Reproduce every entry exactly as shown.

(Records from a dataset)
━━━━━━━━
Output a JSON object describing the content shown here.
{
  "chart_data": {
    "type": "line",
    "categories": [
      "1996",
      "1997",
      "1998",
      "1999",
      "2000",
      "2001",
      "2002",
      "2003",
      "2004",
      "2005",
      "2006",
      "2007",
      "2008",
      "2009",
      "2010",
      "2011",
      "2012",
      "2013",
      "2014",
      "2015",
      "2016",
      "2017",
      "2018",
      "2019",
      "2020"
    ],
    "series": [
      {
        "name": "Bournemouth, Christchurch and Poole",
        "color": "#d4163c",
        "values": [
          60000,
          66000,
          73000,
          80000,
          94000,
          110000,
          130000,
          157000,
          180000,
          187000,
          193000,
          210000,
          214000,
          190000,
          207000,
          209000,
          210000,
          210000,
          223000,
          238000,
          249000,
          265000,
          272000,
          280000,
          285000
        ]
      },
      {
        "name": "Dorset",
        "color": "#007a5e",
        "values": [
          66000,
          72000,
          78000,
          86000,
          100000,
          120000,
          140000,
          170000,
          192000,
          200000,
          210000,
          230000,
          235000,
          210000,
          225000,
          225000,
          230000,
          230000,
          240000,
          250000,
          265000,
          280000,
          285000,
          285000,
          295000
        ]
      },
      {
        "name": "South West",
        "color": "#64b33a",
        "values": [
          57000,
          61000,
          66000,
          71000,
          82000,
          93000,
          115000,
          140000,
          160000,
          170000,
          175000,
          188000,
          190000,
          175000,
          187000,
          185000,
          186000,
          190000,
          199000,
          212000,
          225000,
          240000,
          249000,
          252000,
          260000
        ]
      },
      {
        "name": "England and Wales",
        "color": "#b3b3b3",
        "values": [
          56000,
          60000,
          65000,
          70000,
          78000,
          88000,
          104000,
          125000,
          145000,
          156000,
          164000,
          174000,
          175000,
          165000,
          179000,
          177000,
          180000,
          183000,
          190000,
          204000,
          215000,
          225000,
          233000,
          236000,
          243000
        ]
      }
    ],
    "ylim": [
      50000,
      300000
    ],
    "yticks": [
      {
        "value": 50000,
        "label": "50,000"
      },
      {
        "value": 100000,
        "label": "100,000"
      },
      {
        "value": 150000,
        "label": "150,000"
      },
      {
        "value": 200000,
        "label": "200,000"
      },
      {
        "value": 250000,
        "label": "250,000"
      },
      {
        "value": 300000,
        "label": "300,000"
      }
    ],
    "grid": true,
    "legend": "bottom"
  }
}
━━━━━━━━
■ The output ■
Output a JSON object describing the content shown here.
{
  "chart_data": {
    "type": "line",
    "categories": [
      "1996",
      "1997",
      "1998",
      "1999",
      "2000",
      "2001",
      "2002",
      "2003",
      "2004",
      "2005",
      "2006",
      "2007",
      "2008",
      "2009",
      "2010",
      "2011",
      "2012",
      "2013",
      "2014",
      "2015",
      "2016",
      "2017",
      "2018",
      "2019",
      "2020"
    ],
    "series": [
      {
        "name": "Bournemouth, Christchurch and Poole",
        "color": "#d4163c",
        "values": [
          60000,
          66000,
          73000,
          80000,
          94000,
          110000,
          130000,
          157000,
          180000,
          187000,
          193000,
          210000,
          214000,
          190000,
          207000,
          209000,
          210000,
          210000,
          223000,
          238000,
          249000,
          265000,
          272000,
          280000,
          285000
        ]
      },
      {
        "name": "Dorset",
        "color": "#007a5e",
        "values": [
          66000,
          72000,
          78000,
          86000,
          100000,
          120000,
          140000,
          170000,
          192000,
          200000,
          210000,
          230000,
          235000,
          210000,
          225000,
          225000,
          230000,
          230000,
          240000,
          250000,
          265000,
          280000,
          285000,
          285000,
          295000
        ]
      },
      {
        "name": "South West",
        "color": "#64b33a",
        "values": [
          57000,
          61000,
          66000,
          71000,
          82000,
          93000,
          115000,
          140000,
          160000,
          170000,
          175000,
          188000,
          190000,
          175000,
          187000,
          185000,
          186000,
          190000,
          199000,
          212000,
          225000,
          240000,
          249000,
          252000,
          260000
        ]
      },
      {
        "name": "England and Wales",
        "color": "#b3b3b3",
        "values": [
          56000,
          60000,
          65000,
          70000,
          78000,
          88000,
          104000,
          125000,
          145000,
          156000,
          164000,
          174000,
          175000,
          165000,
          179000,
          177000,
          180000,
          183000,
          190000,
          204000,
          215000,
          225000,
          233000,
          236000,
          243000
        ]
      }
    ],
    "ylim": [
      50000,
      300000
    ],
    "yticks": [
      {
        "value": 50000,
        "label": "50,000"
      },
      {
        "value": 100000,
        "label": "100,000"
      },
      {
        "value": 150000,
        "label": "150,000"
      },
      {
        "value": 200000,
        "label": "200,000"
      },
      {
        "value": 250000,
        "label": "250,000"
      },
      {
        "value": 300000,
        "label": "300,000"
      }
    ],
    "grid": true,
    "legend": "bottom"
  }
}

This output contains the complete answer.